## DIRECTION:
Provide nothing beyond the count of lines that include the string "apply".

##### PROVIDED RECORDS #####

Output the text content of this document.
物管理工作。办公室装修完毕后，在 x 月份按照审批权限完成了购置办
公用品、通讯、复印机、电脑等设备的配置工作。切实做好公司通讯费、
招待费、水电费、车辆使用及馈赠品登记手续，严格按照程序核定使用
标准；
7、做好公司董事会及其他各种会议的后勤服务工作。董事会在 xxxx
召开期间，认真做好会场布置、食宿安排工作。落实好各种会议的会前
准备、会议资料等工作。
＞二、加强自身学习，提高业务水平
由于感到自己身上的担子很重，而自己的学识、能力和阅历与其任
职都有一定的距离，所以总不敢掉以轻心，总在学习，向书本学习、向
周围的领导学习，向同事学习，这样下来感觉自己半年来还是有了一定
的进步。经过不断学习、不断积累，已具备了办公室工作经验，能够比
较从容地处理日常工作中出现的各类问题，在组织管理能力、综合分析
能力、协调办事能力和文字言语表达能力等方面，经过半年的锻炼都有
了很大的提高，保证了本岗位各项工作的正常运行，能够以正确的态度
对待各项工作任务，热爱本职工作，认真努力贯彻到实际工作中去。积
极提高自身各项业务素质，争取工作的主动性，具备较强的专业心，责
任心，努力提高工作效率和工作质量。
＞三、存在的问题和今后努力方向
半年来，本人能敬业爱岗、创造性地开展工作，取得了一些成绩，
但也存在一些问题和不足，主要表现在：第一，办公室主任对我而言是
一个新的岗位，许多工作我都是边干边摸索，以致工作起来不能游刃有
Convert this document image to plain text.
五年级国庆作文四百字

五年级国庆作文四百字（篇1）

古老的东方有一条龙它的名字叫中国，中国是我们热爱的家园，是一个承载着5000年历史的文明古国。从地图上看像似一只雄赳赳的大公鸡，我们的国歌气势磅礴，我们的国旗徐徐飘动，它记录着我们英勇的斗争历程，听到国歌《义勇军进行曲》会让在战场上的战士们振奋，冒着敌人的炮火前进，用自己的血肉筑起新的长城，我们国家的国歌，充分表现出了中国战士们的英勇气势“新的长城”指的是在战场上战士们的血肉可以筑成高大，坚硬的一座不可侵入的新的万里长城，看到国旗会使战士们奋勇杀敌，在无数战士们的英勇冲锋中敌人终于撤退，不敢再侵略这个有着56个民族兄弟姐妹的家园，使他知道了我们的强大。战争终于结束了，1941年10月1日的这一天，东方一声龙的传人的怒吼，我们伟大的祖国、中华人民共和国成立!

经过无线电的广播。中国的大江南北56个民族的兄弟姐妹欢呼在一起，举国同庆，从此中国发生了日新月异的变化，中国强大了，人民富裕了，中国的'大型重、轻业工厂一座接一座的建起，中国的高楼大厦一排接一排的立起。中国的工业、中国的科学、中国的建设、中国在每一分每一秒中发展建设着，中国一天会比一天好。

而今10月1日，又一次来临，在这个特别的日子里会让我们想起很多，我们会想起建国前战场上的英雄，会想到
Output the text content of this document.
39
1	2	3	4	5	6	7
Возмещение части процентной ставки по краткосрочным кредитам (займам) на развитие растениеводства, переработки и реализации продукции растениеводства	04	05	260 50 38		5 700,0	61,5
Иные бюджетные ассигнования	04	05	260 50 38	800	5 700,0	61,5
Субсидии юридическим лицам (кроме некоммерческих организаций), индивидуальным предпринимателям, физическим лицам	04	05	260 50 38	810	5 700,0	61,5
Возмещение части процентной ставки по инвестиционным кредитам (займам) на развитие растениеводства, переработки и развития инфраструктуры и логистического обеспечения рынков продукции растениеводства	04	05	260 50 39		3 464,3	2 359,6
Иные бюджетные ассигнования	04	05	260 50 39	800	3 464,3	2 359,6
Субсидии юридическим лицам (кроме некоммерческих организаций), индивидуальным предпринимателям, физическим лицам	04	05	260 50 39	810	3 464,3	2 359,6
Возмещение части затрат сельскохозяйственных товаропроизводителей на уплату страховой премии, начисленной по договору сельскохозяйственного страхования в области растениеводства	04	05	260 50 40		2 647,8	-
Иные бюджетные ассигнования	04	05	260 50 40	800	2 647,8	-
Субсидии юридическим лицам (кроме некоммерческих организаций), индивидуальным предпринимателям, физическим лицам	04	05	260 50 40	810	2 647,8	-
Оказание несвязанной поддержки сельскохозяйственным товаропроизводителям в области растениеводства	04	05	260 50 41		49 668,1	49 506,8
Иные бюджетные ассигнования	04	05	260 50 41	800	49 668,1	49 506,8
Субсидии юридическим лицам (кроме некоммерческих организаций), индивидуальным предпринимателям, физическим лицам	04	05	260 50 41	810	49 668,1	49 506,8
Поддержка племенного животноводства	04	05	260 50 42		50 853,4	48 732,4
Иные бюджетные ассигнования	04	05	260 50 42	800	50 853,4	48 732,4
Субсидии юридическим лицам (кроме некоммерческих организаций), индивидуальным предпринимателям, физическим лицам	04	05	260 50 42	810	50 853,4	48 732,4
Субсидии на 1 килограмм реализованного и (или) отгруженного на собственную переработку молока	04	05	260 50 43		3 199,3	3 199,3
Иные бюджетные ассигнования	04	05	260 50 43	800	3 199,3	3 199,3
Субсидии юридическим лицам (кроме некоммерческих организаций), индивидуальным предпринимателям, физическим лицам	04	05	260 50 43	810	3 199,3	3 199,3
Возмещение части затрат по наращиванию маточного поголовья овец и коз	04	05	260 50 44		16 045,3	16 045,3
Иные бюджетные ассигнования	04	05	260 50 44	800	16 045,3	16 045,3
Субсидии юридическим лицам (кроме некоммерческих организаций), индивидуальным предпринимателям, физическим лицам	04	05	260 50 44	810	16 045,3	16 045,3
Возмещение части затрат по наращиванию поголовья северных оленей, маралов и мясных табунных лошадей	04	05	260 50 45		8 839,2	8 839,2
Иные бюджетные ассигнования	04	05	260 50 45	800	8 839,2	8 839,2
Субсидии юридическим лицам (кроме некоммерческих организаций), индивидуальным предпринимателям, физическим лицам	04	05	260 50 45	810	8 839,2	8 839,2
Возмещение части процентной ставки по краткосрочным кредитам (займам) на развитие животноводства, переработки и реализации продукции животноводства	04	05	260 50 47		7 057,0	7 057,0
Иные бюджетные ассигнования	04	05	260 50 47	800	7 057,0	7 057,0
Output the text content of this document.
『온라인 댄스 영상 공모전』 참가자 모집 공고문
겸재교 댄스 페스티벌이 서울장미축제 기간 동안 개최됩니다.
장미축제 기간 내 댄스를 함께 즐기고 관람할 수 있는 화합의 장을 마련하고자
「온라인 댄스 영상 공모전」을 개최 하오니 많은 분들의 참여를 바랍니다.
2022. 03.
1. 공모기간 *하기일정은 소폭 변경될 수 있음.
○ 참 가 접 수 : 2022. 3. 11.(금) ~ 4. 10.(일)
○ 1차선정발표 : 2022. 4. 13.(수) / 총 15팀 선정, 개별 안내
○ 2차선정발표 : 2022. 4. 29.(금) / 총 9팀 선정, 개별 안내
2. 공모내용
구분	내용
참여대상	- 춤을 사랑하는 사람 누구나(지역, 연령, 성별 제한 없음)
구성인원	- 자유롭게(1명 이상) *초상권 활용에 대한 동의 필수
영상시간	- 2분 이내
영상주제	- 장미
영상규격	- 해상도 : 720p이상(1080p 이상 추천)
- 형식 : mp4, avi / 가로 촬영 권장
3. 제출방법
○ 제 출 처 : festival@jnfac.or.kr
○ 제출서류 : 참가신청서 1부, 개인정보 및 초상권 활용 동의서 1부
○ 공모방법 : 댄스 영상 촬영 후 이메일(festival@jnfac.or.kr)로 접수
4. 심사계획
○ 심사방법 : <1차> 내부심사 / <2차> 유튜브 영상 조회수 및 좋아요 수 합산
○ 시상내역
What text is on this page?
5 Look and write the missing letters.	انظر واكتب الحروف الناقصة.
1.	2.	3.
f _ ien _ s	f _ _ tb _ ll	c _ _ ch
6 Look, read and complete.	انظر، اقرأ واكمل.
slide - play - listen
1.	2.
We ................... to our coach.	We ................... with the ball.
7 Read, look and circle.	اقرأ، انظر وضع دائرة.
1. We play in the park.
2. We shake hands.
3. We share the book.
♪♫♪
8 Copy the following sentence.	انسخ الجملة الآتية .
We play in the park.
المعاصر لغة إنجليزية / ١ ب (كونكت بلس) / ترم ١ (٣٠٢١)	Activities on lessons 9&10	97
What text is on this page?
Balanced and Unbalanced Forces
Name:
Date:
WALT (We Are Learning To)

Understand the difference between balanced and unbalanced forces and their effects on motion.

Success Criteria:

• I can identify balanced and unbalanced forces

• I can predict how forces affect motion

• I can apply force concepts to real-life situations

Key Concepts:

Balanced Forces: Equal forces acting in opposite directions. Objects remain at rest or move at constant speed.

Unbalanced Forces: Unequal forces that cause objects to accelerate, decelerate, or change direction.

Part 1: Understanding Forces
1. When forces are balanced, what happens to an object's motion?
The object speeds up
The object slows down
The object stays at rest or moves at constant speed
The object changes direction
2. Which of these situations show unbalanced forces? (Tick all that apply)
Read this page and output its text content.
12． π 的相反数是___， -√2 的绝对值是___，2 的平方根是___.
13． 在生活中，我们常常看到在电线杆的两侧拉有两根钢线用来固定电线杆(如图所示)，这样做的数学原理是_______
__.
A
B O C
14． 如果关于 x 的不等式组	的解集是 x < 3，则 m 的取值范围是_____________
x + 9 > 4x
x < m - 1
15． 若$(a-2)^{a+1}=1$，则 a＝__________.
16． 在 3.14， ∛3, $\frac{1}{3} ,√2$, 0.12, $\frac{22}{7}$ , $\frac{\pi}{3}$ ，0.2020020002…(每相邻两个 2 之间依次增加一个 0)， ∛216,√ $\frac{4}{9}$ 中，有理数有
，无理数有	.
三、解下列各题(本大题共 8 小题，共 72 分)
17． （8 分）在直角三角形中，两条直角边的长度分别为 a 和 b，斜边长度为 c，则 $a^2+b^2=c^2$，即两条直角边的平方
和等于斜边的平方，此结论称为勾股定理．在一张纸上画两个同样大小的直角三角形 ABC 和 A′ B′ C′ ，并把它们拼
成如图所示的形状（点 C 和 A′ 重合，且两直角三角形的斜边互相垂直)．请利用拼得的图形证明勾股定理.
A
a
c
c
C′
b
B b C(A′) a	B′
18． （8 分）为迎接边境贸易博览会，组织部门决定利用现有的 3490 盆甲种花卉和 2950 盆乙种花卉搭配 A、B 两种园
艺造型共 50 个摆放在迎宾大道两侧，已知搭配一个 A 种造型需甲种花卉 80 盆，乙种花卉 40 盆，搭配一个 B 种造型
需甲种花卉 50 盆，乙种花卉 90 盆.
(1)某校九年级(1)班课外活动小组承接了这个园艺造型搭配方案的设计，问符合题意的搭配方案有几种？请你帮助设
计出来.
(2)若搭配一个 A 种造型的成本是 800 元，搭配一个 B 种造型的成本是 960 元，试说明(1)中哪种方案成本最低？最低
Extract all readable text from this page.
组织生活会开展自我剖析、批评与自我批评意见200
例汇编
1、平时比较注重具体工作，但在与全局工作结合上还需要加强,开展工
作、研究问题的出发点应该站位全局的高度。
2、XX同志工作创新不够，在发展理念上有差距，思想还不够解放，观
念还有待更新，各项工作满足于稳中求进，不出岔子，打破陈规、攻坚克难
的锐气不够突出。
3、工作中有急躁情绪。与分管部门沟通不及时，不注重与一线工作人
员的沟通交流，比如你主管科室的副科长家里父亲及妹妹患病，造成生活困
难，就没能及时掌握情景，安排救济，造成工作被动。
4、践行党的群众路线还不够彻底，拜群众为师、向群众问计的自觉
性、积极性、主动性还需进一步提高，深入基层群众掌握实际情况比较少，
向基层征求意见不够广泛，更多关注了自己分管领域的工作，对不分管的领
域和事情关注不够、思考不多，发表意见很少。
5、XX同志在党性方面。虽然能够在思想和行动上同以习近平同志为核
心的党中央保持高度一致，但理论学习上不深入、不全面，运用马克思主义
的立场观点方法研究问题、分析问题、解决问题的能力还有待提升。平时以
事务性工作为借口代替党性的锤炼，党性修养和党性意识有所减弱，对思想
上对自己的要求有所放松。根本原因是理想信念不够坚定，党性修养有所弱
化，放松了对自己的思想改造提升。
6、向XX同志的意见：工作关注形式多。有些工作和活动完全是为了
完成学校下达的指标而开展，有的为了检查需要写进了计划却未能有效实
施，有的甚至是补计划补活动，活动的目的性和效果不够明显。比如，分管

#####

## WRITTEN SOLUTION:
2